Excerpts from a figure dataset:
◆ ◆ ◆ ◆ ◆
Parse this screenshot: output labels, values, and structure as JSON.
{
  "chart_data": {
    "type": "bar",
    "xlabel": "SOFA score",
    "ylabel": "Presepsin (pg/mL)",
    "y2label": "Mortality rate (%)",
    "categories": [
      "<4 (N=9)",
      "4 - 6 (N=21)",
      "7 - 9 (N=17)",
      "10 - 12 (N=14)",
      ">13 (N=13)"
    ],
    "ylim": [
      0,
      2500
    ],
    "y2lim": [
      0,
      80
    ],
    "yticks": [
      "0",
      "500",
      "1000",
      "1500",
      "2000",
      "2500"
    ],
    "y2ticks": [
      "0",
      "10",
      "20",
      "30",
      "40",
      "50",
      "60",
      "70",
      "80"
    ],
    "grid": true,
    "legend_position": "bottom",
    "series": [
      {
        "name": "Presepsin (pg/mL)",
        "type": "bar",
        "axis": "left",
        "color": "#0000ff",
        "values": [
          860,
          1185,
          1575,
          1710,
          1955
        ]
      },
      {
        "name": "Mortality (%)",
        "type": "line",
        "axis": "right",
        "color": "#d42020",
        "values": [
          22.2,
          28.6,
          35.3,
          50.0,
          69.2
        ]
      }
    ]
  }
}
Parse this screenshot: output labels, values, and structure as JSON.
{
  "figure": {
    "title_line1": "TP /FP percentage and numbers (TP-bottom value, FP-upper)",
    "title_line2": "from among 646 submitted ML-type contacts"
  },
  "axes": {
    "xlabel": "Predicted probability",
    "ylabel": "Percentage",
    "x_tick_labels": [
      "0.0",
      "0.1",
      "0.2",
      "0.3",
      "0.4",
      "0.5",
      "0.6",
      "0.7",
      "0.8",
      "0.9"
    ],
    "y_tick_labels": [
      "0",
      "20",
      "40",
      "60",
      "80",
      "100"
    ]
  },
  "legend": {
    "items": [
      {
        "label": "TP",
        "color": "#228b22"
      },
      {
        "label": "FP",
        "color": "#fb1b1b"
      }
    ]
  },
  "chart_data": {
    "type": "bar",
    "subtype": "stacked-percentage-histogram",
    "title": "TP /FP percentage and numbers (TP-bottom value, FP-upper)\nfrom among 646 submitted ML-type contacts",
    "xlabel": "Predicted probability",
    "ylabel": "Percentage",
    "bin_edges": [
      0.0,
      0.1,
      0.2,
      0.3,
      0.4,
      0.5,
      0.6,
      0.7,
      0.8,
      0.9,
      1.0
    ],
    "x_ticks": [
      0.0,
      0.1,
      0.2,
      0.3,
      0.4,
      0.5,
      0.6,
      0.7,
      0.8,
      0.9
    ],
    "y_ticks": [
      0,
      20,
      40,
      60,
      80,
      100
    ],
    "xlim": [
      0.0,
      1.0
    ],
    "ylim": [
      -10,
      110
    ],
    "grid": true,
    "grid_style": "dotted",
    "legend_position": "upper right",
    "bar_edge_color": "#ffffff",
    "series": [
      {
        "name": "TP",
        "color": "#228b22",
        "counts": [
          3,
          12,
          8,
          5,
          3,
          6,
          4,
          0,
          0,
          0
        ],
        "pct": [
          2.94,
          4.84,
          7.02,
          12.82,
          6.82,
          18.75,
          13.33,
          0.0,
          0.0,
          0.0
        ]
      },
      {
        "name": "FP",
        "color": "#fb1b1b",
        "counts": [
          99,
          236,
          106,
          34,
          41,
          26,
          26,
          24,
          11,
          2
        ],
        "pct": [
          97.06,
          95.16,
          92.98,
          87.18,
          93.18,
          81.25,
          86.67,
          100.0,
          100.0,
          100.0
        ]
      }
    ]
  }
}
◆ ◆ ◆ ◆ ◆
What is asked: Identify each line in the records above containing the word "numbers"; copy those lines.

Answer in full:
    "title_line1": "TP /FP percentage and numbers (TP-bottom value, FP-upper)",
    "title": "TP /FP percentage and numbers (TP-bottom value, FP-upper)\nfrom among 646 submitted ML-type contacts",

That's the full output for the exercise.